■ WHAT NEEDS TO BE DONE ■
Give the records as a Markdown table with the columns Row and Line, starting at the first line of the records and ending at the line that contains "contact-heading: Contact: [511, 685, 2056, 749]", both included. Put a row number and the line's text in each row, and leave out blank lines.

■ RECORDS FOR THE TASK ■
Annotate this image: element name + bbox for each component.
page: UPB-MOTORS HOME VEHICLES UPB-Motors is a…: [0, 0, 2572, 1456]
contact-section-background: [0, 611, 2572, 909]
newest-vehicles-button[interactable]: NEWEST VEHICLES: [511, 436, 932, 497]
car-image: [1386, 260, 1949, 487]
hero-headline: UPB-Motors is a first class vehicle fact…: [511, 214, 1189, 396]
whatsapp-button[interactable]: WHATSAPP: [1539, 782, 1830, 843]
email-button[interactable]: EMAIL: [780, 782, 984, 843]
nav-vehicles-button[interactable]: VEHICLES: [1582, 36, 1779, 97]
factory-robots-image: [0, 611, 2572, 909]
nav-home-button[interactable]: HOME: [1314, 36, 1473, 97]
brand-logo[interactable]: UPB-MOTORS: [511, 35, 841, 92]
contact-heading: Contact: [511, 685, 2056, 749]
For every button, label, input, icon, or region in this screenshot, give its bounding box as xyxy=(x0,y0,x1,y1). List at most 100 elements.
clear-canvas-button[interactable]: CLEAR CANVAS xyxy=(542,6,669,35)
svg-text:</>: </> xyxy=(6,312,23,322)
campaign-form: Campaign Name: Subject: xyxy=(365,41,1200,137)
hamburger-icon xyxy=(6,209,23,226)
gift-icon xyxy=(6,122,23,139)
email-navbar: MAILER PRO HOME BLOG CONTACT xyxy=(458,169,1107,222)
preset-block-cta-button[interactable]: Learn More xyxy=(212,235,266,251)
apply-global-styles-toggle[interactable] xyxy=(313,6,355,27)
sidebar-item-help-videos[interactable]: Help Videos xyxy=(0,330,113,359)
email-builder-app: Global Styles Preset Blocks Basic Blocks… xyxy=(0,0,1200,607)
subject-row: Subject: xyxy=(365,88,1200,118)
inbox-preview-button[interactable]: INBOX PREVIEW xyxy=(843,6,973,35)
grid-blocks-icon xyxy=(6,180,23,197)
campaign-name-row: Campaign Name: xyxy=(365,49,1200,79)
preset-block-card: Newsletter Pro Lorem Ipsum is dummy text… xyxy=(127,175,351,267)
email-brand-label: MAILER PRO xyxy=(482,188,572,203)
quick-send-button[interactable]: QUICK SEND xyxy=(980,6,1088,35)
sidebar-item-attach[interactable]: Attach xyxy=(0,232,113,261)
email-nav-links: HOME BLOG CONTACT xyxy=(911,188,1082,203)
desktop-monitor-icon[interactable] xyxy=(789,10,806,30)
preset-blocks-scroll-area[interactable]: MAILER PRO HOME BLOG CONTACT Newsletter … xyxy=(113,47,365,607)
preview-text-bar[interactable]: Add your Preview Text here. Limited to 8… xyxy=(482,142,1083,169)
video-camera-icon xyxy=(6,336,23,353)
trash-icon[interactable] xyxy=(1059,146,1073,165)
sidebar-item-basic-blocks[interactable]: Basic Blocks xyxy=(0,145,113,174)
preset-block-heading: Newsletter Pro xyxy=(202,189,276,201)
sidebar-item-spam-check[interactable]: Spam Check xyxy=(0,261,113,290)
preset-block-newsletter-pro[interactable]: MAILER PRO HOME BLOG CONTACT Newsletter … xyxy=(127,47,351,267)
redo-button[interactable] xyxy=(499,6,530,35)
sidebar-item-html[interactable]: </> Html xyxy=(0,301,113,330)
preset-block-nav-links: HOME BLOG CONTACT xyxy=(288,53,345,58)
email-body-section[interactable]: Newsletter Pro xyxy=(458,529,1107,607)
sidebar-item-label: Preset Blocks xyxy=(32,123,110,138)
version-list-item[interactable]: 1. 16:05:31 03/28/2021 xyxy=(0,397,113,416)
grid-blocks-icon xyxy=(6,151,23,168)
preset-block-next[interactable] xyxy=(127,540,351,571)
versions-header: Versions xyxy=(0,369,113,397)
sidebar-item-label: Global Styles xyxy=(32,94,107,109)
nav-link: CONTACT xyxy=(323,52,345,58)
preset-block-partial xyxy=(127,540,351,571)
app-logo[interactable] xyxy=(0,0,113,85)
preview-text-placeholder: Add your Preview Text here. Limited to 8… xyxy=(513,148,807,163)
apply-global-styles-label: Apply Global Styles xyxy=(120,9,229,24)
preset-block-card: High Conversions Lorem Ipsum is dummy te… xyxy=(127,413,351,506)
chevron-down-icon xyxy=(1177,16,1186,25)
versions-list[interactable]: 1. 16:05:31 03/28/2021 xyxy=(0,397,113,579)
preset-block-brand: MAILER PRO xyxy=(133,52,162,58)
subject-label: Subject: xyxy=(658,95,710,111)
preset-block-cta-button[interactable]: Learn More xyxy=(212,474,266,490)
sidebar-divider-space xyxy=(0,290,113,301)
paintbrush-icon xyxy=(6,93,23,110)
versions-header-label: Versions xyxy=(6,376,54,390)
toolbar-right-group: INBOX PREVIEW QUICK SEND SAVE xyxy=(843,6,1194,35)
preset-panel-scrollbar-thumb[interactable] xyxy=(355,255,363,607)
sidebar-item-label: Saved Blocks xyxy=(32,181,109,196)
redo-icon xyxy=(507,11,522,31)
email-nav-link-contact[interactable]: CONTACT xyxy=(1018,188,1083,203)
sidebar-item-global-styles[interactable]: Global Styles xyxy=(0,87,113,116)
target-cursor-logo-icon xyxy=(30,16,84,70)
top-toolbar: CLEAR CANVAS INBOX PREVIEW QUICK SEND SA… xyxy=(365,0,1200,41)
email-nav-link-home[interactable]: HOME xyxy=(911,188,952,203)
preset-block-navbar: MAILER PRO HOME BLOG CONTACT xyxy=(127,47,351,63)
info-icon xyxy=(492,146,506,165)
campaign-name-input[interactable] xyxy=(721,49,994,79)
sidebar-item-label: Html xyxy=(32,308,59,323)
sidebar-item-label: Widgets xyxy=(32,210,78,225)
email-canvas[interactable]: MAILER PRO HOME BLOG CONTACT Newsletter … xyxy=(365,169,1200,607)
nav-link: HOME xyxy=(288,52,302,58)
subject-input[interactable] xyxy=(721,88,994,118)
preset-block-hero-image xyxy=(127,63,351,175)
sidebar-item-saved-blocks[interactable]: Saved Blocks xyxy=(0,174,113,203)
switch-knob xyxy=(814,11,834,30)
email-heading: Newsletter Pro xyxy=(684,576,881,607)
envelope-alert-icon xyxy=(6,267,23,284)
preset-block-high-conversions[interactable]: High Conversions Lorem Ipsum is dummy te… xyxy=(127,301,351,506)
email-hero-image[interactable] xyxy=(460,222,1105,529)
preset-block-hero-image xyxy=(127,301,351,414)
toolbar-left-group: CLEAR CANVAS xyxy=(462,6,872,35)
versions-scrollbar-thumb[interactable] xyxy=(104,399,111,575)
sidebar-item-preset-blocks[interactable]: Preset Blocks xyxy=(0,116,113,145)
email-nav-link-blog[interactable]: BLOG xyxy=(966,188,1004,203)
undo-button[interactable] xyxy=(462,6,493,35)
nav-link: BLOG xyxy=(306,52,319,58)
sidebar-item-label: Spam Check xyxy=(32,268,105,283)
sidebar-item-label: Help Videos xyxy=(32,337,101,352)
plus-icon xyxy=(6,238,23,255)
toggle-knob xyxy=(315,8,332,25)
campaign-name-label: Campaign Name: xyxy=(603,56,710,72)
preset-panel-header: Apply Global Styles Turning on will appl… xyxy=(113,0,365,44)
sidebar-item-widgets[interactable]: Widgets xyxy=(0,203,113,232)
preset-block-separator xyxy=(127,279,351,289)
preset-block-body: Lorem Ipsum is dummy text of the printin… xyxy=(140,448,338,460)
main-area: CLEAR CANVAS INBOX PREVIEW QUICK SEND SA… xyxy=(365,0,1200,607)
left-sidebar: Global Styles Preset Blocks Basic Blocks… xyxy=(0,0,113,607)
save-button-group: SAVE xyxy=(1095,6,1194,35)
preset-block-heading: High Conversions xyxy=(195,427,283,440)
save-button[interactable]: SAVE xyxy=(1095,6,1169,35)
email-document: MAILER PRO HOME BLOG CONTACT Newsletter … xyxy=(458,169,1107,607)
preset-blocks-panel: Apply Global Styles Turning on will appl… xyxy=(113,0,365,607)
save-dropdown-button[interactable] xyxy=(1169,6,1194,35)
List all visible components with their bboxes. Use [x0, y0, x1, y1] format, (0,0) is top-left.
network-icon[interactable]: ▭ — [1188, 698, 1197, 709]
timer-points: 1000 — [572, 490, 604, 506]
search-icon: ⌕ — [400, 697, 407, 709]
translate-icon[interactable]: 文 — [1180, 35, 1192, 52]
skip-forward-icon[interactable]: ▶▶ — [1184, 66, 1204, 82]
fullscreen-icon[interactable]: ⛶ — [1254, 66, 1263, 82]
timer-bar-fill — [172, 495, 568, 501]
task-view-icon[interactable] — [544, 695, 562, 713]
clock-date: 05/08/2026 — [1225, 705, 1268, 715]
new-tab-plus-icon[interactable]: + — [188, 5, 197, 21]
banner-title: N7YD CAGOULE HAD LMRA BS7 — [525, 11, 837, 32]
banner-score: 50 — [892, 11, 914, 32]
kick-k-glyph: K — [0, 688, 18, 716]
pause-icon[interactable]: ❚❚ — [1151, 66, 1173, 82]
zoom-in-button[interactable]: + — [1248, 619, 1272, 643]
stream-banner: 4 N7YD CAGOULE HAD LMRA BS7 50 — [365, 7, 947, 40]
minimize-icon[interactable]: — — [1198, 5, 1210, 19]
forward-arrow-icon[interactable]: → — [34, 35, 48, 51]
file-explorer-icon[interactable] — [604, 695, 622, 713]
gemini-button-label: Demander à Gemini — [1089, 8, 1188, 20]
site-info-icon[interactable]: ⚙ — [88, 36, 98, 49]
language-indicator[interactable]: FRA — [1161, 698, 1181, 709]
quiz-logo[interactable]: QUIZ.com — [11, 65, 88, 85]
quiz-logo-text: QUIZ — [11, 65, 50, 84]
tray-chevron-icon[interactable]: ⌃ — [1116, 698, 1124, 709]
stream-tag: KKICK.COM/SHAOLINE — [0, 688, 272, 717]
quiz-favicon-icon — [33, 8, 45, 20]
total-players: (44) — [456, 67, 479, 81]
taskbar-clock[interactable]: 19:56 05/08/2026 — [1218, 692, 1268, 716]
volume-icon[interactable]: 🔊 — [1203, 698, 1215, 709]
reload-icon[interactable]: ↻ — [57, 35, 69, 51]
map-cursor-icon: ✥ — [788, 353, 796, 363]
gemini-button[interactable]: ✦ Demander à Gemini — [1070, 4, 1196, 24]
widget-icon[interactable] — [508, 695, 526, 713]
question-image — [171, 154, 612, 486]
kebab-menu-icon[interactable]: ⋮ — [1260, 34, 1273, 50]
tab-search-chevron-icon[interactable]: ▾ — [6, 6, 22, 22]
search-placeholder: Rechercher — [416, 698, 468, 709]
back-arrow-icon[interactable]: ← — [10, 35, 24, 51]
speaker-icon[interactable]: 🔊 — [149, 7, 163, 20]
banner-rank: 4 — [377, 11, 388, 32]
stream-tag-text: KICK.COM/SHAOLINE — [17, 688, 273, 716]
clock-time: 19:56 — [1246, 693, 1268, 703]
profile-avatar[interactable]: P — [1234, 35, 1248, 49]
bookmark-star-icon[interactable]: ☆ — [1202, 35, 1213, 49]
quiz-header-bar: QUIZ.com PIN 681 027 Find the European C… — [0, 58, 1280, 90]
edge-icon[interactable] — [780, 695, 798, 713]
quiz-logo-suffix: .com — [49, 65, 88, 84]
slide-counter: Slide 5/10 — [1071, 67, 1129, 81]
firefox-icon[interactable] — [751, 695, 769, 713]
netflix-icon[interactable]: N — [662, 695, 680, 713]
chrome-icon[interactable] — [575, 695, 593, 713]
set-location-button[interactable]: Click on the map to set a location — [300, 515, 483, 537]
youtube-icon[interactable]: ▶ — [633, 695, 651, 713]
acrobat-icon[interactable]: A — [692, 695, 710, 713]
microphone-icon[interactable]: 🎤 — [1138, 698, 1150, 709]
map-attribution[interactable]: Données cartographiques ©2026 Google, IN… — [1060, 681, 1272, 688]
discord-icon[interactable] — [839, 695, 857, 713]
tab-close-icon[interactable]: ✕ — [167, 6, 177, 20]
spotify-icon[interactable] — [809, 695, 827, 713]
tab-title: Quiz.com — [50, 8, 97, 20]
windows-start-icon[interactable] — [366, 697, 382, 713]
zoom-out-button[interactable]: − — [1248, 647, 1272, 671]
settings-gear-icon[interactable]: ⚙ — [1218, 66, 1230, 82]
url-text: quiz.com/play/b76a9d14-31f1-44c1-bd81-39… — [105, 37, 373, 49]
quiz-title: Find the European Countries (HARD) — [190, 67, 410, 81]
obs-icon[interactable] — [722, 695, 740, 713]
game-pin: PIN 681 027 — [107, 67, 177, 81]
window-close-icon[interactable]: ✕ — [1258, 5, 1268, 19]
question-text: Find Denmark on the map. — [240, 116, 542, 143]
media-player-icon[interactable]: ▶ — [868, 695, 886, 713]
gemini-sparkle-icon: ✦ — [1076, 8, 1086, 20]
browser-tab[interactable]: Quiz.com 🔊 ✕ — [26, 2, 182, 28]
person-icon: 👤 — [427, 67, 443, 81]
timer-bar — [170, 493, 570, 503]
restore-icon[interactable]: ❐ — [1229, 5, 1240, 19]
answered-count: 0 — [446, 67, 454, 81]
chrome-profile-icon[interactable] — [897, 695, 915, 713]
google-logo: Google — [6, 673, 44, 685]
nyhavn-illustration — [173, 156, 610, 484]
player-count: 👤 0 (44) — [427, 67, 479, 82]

■ ANSWER TO THE EXERCISE ■
| Row | Line |
|---|---|
| 1 | Annotate this image: element name + bbox for each component. |
| 2 | page: UPB-MOTORS HOME VEHICLES UPB-Motors is a…: [0, 0, 2572, 1456] |
| 3 | contact-section-background: [0, 611, 2572, 909] |
| 4 | newest-vehicles-button[interactable]: NEWEST VEHICLES: [511, 436, 932, 497] |
| 5 | car-image: [1386, 260, 1949, 487] |
| 6 | hero-headline: UPB-Motors is a first class vehicle fact…: [511, 214, 1189, 396] |
| 7 | whatsapp-button[interactable]: WHATSAPP: [1539, 782, 1830, 843] |
| 8 | email-button[interactable]: EMAIL: [780, 782, 984, 843] |
| 9 | nav-vehicles-button[interactable]: VEHICLES: [1582, 36, 1779, 97] |
| 10 | factory-robots-image: [0, 611, 2572, 909] |
| 11 | nav-home-button[interactable]: HOME: [1314, 36, 1473, 97] |
| 12 | brand-logo[interactable]: UPB-MOTORS: [511, 35, 841, 92] |
| 13 | contact-heading: Contact: [511, 685, 2056, 749] |